- **Exercise brief**: Identify every line in the records below that contains the word "CAPE", and copy each of those lines.

☆ ☆ ☆ ☆

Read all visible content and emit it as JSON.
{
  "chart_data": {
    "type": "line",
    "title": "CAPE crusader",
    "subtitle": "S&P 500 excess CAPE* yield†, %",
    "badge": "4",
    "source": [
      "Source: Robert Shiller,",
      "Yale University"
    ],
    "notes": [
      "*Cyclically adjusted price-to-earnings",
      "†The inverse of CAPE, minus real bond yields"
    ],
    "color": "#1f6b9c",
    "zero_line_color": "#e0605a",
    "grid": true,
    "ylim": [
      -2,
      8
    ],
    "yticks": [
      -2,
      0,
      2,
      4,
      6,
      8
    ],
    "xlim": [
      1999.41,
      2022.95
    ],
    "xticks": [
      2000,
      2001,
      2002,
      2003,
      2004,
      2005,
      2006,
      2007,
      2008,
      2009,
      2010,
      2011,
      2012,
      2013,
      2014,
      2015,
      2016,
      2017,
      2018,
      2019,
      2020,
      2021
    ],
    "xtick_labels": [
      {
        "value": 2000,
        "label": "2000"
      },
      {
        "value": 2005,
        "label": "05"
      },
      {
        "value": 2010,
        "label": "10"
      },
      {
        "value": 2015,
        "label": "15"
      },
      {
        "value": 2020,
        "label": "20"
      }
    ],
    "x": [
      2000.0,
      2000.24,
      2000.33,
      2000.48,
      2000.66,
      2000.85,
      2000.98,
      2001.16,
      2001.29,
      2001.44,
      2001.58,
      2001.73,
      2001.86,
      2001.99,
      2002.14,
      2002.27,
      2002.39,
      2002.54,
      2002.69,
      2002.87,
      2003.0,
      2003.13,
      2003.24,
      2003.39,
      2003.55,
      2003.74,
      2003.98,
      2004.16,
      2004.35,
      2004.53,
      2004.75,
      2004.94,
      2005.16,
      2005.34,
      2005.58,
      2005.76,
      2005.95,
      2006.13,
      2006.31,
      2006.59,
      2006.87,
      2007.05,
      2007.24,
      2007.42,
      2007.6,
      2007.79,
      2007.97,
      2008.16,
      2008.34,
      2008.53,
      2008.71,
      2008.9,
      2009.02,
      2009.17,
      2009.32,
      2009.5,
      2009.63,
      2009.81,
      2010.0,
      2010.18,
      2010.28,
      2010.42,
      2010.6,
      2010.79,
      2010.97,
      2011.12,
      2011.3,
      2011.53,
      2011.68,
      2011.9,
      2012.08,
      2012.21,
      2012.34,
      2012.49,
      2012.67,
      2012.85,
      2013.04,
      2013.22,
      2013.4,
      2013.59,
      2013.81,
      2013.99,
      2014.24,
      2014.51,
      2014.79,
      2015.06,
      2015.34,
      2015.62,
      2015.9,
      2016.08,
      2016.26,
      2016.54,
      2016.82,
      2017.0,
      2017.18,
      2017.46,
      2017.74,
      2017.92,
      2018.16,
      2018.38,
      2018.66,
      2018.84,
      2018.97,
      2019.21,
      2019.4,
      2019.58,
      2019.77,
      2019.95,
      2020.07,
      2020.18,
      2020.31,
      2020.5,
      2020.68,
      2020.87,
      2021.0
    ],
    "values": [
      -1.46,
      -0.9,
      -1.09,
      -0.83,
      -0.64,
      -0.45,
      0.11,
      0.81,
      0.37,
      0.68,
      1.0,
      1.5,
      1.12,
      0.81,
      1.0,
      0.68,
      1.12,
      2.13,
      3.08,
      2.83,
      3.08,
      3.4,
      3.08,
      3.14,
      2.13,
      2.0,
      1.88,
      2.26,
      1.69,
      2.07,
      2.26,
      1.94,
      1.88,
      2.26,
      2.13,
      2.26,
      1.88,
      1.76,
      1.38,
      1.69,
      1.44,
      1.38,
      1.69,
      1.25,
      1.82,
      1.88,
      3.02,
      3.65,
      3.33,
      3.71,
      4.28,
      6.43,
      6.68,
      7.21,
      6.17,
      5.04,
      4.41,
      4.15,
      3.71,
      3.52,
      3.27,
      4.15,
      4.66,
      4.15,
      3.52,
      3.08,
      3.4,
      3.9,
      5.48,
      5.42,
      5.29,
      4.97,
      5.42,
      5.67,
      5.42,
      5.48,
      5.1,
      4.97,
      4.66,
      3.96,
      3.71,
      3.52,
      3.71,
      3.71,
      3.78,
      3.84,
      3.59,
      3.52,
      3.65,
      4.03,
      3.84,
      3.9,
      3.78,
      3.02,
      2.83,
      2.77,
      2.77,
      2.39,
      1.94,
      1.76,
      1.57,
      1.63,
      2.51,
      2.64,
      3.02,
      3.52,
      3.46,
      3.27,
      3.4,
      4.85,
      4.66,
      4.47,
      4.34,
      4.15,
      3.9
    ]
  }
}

☆ ☆ ☆ ☆

- **The response**:
    "title": "CAPE crusader",
    "subtitle": "S&P 500 excess CAPE* yield†, %",
      "†The inverse of CAPE, minus real bond yields"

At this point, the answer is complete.